**BRIEF**:
Copy each entry as it stands, leaving nothing out.

**RECORDS SUPPLIED**:
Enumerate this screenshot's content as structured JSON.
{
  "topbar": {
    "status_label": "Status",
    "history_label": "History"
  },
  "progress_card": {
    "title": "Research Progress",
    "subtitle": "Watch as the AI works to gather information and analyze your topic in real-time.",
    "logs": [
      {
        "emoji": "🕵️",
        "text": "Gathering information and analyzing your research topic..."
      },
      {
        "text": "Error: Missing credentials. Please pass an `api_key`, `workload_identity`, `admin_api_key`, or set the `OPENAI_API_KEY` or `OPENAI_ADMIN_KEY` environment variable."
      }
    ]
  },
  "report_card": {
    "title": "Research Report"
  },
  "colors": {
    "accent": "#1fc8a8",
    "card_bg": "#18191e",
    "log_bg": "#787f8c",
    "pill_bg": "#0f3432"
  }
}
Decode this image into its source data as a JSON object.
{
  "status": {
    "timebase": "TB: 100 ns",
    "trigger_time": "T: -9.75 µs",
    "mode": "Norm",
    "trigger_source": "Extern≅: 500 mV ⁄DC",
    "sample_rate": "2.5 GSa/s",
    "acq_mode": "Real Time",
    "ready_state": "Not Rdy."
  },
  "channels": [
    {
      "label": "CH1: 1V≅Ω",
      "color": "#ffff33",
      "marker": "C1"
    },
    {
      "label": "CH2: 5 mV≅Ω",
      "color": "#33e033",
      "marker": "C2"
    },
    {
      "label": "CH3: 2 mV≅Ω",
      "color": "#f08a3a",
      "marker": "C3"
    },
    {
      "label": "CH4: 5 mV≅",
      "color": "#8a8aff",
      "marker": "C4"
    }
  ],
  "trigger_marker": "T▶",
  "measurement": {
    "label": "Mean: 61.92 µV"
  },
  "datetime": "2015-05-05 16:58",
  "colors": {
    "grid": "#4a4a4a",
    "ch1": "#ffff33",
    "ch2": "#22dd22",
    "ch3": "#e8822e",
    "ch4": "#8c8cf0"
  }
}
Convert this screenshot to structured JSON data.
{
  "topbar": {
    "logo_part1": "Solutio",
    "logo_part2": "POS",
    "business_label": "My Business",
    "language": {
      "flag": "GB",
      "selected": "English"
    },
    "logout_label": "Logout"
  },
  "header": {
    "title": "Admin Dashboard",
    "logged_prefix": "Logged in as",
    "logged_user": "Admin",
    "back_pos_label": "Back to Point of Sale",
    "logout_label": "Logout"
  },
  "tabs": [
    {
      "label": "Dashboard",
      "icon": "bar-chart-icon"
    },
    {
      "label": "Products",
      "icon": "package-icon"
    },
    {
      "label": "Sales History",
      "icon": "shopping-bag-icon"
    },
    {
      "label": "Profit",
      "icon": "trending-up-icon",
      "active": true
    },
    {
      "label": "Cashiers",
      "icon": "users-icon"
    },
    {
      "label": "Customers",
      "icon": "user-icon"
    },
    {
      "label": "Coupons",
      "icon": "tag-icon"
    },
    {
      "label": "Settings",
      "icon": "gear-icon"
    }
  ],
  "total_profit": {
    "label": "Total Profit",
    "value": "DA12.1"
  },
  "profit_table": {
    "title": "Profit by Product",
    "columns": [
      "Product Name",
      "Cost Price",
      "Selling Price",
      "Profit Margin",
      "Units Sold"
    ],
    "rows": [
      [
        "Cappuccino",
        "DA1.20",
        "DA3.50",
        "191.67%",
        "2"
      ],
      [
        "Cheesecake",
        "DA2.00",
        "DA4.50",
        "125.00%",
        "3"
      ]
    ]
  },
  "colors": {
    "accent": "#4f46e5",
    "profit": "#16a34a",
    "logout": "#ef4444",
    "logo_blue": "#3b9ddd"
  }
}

**SOLUTION**:
Enumerate this screenshot's content as structured JSON.
{
  "topbar": {
    "status_label": "Status",
    "history_label": "History"
  },
  "progress_card": {
    "title": "Research Progress",
    "subtitle": "Watch as the AI works to gather information and analyze your topic in real-time.",
    "logs": [
      {
        "emoji": "🕵️",
        "text": "Gathering information and analyzing your research topic..."
      },
      {
        "text": "Error: Missing credentials. Please pass an `api_key`, `workload_identity`, `admin_api_key`, or set the `OPENAI_API_KEY` or `OPENAI_ADMIN_KEY` environment variable."
      }
    ]
  },
  "report_card": {
    "title": "Research Report"
  },
  "colors": {
    "accent": "#1fc8a8",
    "card_bg": "#18191e",
    "log_bg": "#787f8c",
    "pill_bg": "#0f3432"
  }
}
Decode this image into its source data as a JSON object.
{
  "status": {
    "timebase": "TB: 100 ns",
    "trigger_time": "T: -9.75 µs",
    "mode": "Norm",
    "trigger_source": "Extern≅: 500 mV ⁄DC",
    "sample_rate": "2.5 GSa/s",
    "acq_mode": "Real Time",
    "ready_state": "Not Rdy."
  },
  "channels": [
    {
      "label": "CH1: 1V≅Ω",
      "color": "#ffff33",
      "marker": "C1"
    },
    {
      "label": "CH2: 5 mV≅Ω",
      "color": "#33e033",
      "marker": "C2"
    },
    {
      "label": "CH3: 2 mV≅Ω",
      "color": "#f08a3a",
      "marker": "C3"
    },
    {
      "label": "CH4: 5 mV≅",
      "color": "#8a8aff",
      "marker": "C4"
    }
  ],
  "trigger_marker": "T▶",
  "measurement": {
    "label": "Mean: 61.92 µV"
  },
  "datetime": "2015-05-05 16:58",
  "colors": {
    "grid": "#4a4a4a",
    "ch1": "#ffff33",
    "ch2": "#22dd22",
    "ch3": "#e8822e",
    "ch4": "#8c8cf0"
  }
}
Convert this screenshot to structured JSON data.
{
  "topbar": {
    "logo_part1": "Solutio",
    "logo_part2": "POS",
    "business_label": "My Business",
    "language": {
      "flag": "GB",
      "selected": "English"
    },
    "logout_label": "Logout"
  },
  "header": {
    "title": "Admin Dashboard",
    "logged_prefix": "Logged in as",
    "logged_user": "Admin",
    "back_pos_label": "Back to Point of Sale",
    "logout_label": "Logout"
  },
  "tabs": [
    {
      "label": "Dashboard",
      "icon": "bar-chart-icon"
    },
    {
      "label": "Products",
      "icon": "package-icon"
    },
    {
      "label": "Sales History",
      "icon": "shopping-bag-icon"
    },
    {
      "label": "Profit",
      "icon": "trending-up-icon",
      "active": true
    },
    {
      "label": "Cashiers",
      "icon": "users-icon"
    },
    {
      "label": "Customers",
      "icon": "user-icon"
    },
    {
      "label": "Coupons",
      "icon": "tag-icon"
    },
    {
      "label": "Settings",
      "icon": "gear-icon"
    }
  ],
  "total_profit": {
    "label": "Total Profit",
    "value": "DA12.1"
  },
  "profit_table": {
    "title": "Profit by Product",
    "columns": [
      "Product Name",
      "Cost Price",
      "Selling Price",
      "Profit Margin",
      "Units Sold"
    ],
    "rows": [
      [
        "Cappuccino",
        "DA1.20",
        "DA3.50",
        "191.67%",
        "2"
      ],
      [
        "Cheesecake",
        "DA2.00",
        "DA4.50",
        "125.00%",
        "3"
      ]
    ]
  },
  "colors": {
    "accent": "#4f46e5",
    "profit": "#16a34a",
    "logout": "#ef4444",
    "logo_blue": "#3b9ddd"
  }
}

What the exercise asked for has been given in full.